What the task requires:
Copy all the material that follows, keeping every character the same.

Collected data entries
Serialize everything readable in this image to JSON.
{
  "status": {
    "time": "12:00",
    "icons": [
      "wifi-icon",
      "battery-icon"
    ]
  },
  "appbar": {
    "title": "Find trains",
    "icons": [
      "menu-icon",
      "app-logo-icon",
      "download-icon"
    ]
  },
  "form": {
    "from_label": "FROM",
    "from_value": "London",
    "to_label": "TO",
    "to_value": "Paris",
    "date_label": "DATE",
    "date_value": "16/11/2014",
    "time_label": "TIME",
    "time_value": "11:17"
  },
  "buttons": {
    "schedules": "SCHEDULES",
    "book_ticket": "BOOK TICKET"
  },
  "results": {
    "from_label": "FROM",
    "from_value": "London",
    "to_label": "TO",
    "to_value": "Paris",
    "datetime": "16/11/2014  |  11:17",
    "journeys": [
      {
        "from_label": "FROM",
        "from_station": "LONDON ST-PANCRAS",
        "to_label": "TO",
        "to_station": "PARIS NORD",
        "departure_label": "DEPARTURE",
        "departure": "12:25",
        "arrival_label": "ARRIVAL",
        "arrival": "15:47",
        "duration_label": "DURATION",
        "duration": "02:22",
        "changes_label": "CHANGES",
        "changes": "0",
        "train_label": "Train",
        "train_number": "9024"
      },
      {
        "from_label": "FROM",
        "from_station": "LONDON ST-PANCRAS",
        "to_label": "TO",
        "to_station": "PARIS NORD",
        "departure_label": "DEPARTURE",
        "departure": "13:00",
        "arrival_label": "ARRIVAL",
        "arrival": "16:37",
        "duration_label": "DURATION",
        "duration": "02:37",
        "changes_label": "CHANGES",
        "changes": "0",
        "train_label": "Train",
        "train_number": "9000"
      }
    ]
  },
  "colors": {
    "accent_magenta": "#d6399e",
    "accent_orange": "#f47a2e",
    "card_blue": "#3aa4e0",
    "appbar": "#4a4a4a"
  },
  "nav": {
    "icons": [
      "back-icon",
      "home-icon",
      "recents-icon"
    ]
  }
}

Answer below:
Serialize everything readable in this image to JSON.
{
  "status": {
    "time": "12:00",
    "icons": [
      "wifi-icon",
      "battery-icon"
    ]
  },
  "appbar": {
    "title": "Find trains",
    "icons": [
      "menu-icon",
      "app-logo-icon",
      "download-icon"
    ]
  },
  "form": {
    "from_label": "FROM",
    "from_value": "London",
    "to_label": "TO",
    "to_value": "Paris",
    "date_label": "DATE",
    "date_value": "16/11/2014",
    "time_label": "TIME",
    "time_value": "11:17"
  },
  "buttons": {
    "schedules": "SCHEDULES",
    "book_ticket": "BOOK TICKET"
  },
  "results": {
    "from_label": "FROM",
    "from_value": "London",
    "to_label": "TO",
    "to_value": "Paris",
    "datetime": "16/11/2014  |  11:17",
    "journeys": [
      {
        "from_label": "FROM",
        "from_station": "LONDON ST-PANCRAS",
        "to_label": "TO",
        "to_station": "PARIS NORD",
        "departure_label": "DEPARTURE",
        "departure": "12:25",
        "arrival_label": "ARRIVAL",
        "arrival": "15:47",
        "duration_label": "DURATION",
        "duration": "02:22",
        "changes_label": "CHANGES",
        "changes": "0",
        "train_label": "Train",
        "train_number": "9024"
      },
      {
        "from_label": "FROM",
        "from_station": "LONDON ST-PANCRAS",
        "to_label": "TO",
        "to_station": "PARIS NORD",
        "departure_label": "DEPARTURE",
        "departure": "13:00",
        "arrival_label": "ARRIVAL",
        "arrival": "16:37",
        "duration_label": "DURATION",
        "duration": "02:37",
        "changes_label": "CHANGES",
        "changes": "0",
        "train_label": "Train",
        "train_number": "9000"
      }
    ]
  },
  "colors": {
    "accent_magenta": "#d6399e",
    "accent_orange": "#f47a2e",
    "card_blue": "#3aa4e0",
    "appbar": "#4a4a4a"
  },
  "nav": {
    "icons": [
      "back-icon",
      "home-icon",
      "recents-icon"
    ]
  }
}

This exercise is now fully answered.